### [What to work on]
From the entries provided below, copy each line that contains the word "我们应如何恪守平安规则".

Stored dataset items:
↓↓↓

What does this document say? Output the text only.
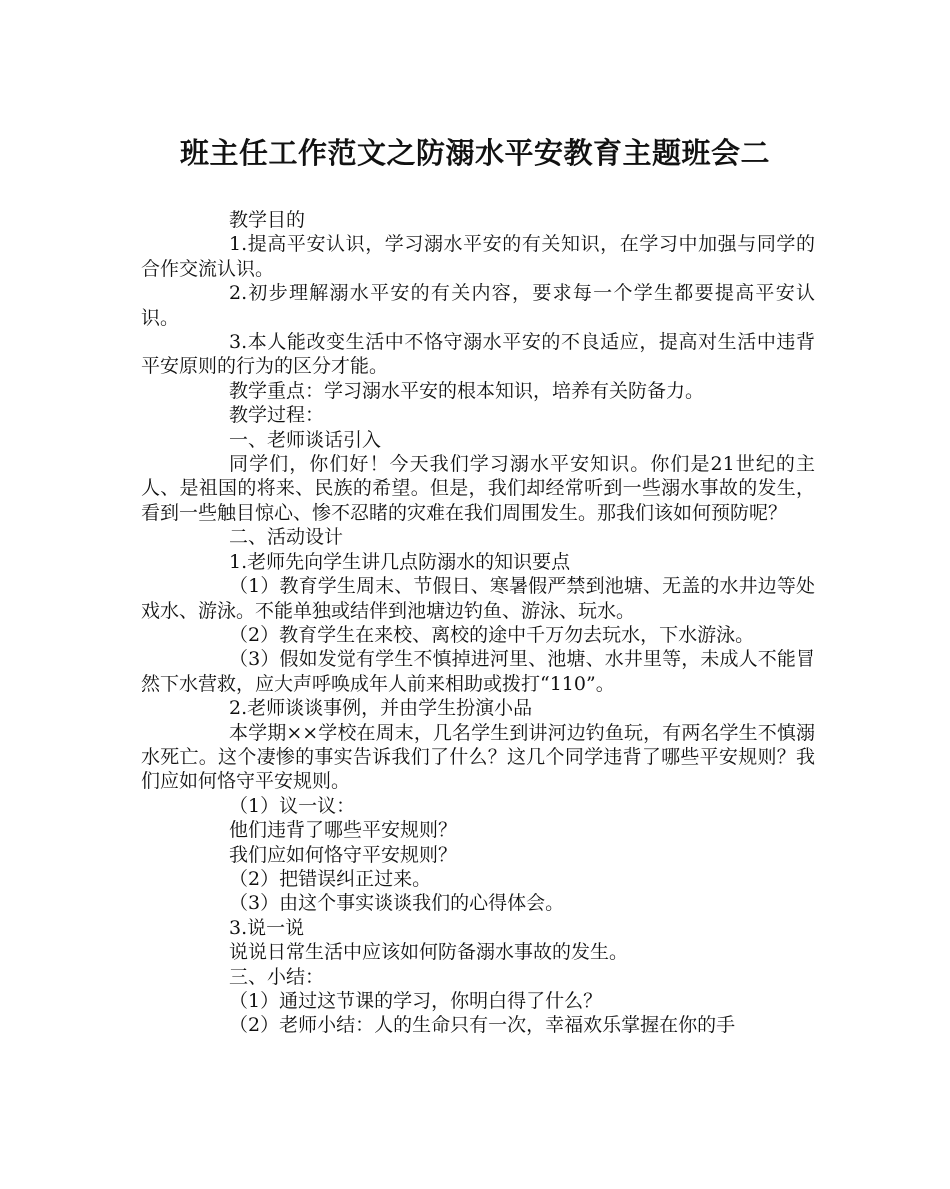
班主任工作范文之防溺水平安教育主题班会二

教学目的

1.提高平安认识，学习溺水平安的有关知识，在学习中加强与同学的合作交流认识。

2.初步理解溺水平安的有关内容，要求每一个学生都要提高平安认识。

3.本人能改变生活中不恪守溺水平安的不良适应，提高对生活中违背平安原则的行为的区分才能。

教学重点：学习溺水平安的根本知识，培养有关防备力。

教学过程：

一、老师谈话引入

同学们，你们好！今天我们学习溺水平安知识。你们是21世纪的主人、是祖国的将来、民族的希望。但是，我们却经常听到一些溺水事故的发生，看到一些触目惊心、惨不忍睹的灾难在我们周围发生。那我们该如何预防呢？

二、活动设计

1.老师先向学生讲几点防溺水的知识要点

（1）教育学生周末、节假日、寒暑假严禁到池塘、无盖的水井边等处戏水、游泳。不能单独或结伴到池塘边钓鱼、游泳、玩水。

（2）教育学生在来校、离校的途中千万勿去玩水，下水游泳。

（3）假如发觉有学生不慎掉进河里、池塘、水井里等，未成人不能冒然下水营救，应大声呼唤成年人前来相助或拨打“110”。

2.老师谈谈事例，并由学生扮演小品

本学期××学校在周末，几名学生到讲河边钓鱼玩，有两名学生不慎溺水死亡。这个凄惨的事实告诉我们了什么？这几个同学违背了哪些平安规则？我们应如何恪守平安规则。

（1）议一议：

他们违背了哪些平安规则？

我们应如何恪守平安规则？

（2）把错误纠正过来。

（3）由这个事实谈谈我们的心得体会。

3.说一说

说说日常生活中应该如何防备溺水事故的发生。

三、小结：

（1）通过这节课的学习，你明白得了什么？

（2）老师小结：人的生命只有一次，幸福欢乐掌握在你的手
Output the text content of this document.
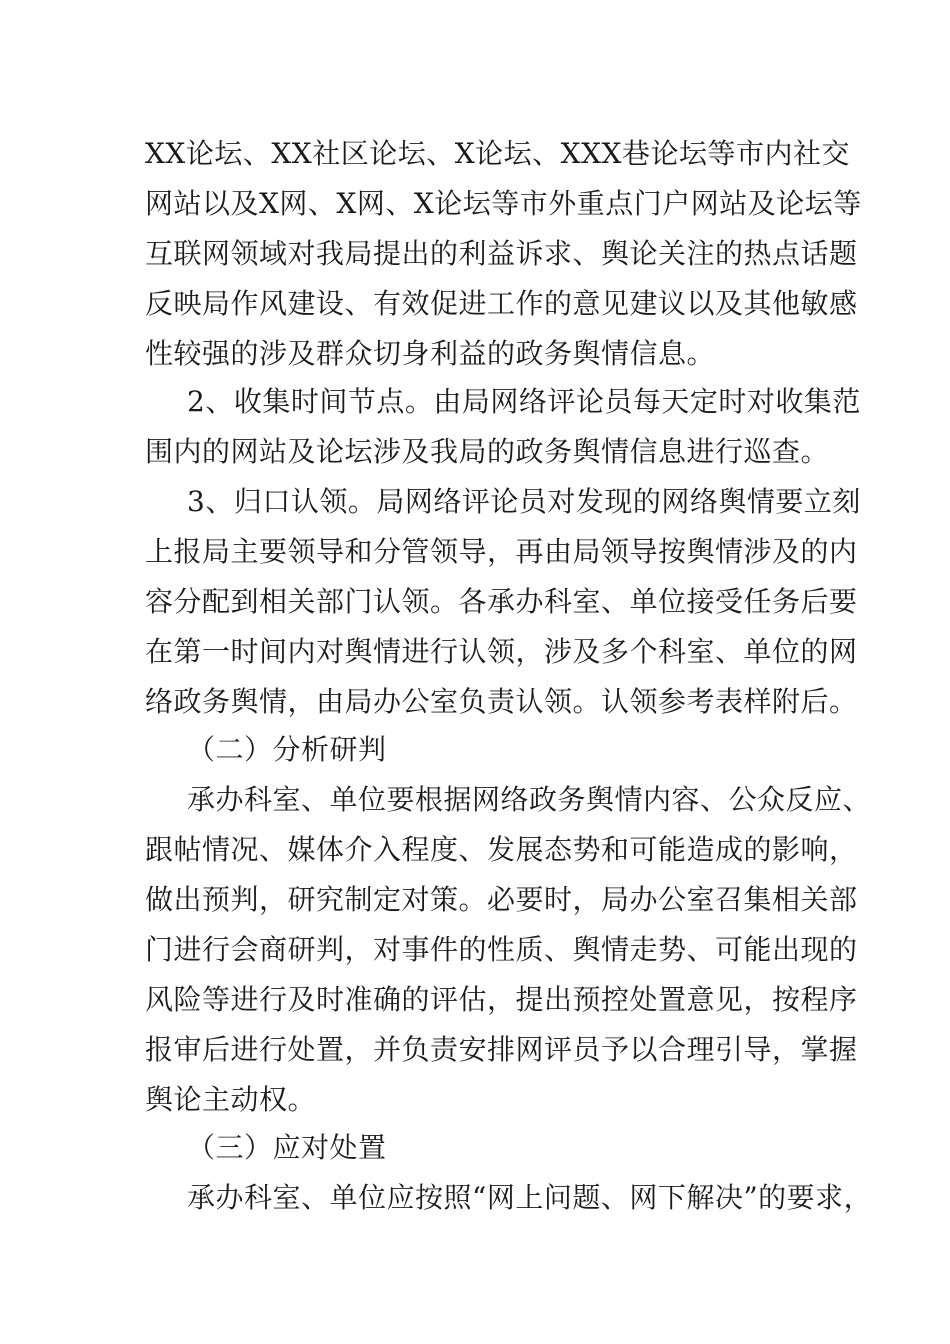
XX论坛、XX社区论坛、X论坛、XXX巷论坛等市内社交
网站以及X网、X网、X论坛等市外重点门户网站及论坛等
互联网领域对我局提出的利益诉求、舆论关注的热点话题
反映局作风建设、有效促进工作的意见建议以及其他敏感
性较强的涉及群众切身利益的政务舆情信息。
2、收集时间节点。由局网络评论员每天定时对收集范
围内的网站及论坛涉及我局的政务舆情信息进行巡查。
3、归口认领。局网络评论员对发现的网络舆情要立刻
上报局主要领导和分管领导，再由局领导按舆情涉及的内
容分配到相关部门认领。各承办科室、单位接受任务后要
在第一时间内对舆情进行认领，涉及多个科室、单位的网
络政务舆情，由局办公室负责认领。认领参考表样附后。
（二）分析研判
承办科室、单位要根据网络政务舆情内容、公众反应、
跟帖情况、媒体介入程度、发展态势和可能造成的影响，
做出预判，研究制定对策。必要时，局办公室召集相关部
门进行会商研判，对事件的性质、舆情走势、可能出现的
风险等进行及时准确的评估，提出预控处置意见，按程序
报审后进行处置，并负责安排网评员予以合理引导，掌握
舆论主动权。
（三）应对处置
承办科室、单位应按照“网上问题、网下解决”的要求，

↑↑↑

### [Answer to this problem]
本学期××学校在周末，几名学生到讲河边钓鱼玩，有两名学生不慎溺水死亡。这个凄惨的事实告诉我们了什么？这几个同学违背了哪些平安规则？我们应如何恪守平安规则。
我们应如何恪守平安规则？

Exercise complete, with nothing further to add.